__WHAT YOU SHOULD DO__
Extract each line holding the word "sleep" from the entries.

(Collection entries)
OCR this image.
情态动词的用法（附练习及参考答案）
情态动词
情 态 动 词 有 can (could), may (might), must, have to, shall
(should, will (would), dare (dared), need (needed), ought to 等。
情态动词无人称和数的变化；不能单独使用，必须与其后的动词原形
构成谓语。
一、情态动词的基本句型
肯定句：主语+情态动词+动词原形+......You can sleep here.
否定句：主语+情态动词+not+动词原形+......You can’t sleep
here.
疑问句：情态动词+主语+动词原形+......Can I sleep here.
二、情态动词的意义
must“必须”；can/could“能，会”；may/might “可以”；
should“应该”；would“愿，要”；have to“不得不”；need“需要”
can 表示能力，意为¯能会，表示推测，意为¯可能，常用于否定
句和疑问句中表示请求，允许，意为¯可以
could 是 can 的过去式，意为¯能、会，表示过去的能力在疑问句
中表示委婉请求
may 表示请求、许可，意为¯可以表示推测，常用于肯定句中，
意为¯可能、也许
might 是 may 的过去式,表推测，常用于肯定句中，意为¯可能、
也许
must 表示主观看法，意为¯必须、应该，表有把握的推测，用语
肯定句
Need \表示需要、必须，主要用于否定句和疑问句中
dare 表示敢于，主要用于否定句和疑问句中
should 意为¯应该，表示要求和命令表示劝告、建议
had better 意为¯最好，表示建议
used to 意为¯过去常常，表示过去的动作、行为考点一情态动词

---

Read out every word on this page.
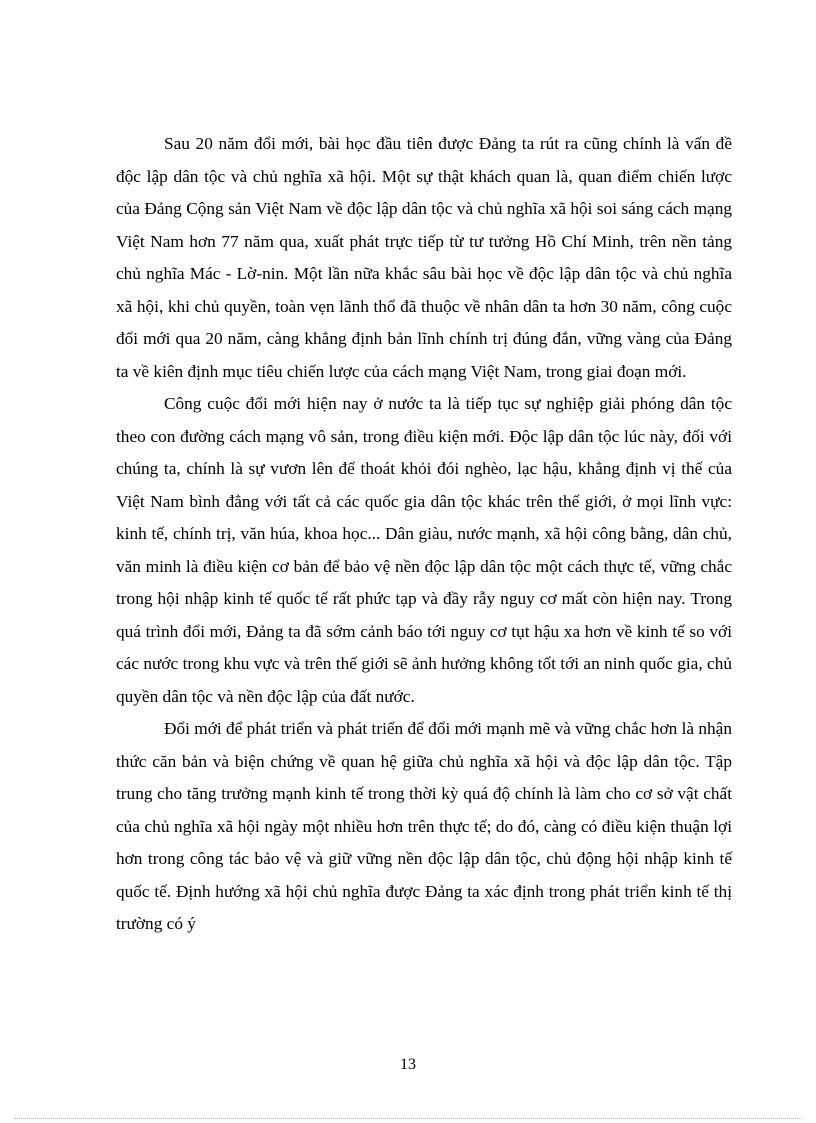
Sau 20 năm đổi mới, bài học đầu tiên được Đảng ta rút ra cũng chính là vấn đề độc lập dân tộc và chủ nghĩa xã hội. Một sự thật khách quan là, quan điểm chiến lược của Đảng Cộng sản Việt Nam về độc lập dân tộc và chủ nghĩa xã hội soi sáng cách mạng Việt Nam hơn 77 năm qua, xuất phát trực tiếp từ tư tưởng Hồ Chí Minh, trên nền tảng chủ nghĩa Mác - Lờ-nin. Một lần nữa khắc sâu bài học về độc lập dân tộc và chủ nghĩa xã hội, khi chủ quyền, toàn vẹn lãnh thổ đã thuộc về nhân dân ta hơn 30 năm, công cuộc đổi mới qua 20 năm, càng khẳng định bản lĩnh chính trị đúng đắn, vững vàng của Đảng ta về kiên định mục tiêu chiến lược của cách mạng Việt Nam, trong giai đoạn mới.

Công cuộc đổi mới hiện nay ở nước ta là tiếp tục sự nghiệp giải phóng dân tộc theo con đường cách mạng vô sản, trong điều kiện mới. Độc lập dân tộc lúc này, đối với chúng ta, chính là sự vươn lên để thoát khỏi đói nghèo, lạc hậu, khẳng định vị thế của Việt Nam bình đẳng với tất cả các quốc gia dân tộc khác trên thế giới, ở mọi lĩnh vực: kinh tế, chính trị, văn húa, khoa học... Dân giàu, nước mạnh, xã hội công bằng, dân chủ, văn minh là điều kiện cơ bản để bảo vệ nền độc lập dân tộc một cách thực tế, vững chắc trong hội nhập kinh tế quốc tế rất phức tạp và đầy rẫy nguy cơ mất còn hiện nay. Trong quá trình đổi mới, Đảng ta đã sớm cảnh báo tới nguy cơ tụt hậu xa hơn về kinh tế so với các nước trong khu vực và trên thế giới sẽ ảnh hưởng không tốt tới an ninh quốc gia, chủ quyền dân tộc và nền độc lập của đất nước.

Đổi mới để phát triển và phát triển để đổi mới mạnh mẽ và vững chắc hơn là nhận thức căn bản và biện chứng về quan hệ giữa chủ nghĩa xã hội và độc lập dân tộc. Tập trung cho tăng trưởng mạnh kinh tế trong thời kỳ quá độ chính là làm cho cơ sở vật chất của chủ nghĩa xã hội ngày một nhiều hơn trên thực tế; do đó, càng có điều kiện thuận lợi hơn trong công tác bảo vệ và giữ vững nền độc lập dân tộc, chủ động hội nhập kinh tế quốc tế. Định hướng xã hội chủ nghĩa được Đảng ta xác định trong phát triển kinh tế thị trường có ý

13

__CORRECT OUTPUT__
肯定句：主语+情态动词+动词原形+......You can sleep here.
否定句：主语+情态动词+not+动词原形+......You can’t sleep
疑问句：情态动词+主语+动词原形+......Can I sleep here.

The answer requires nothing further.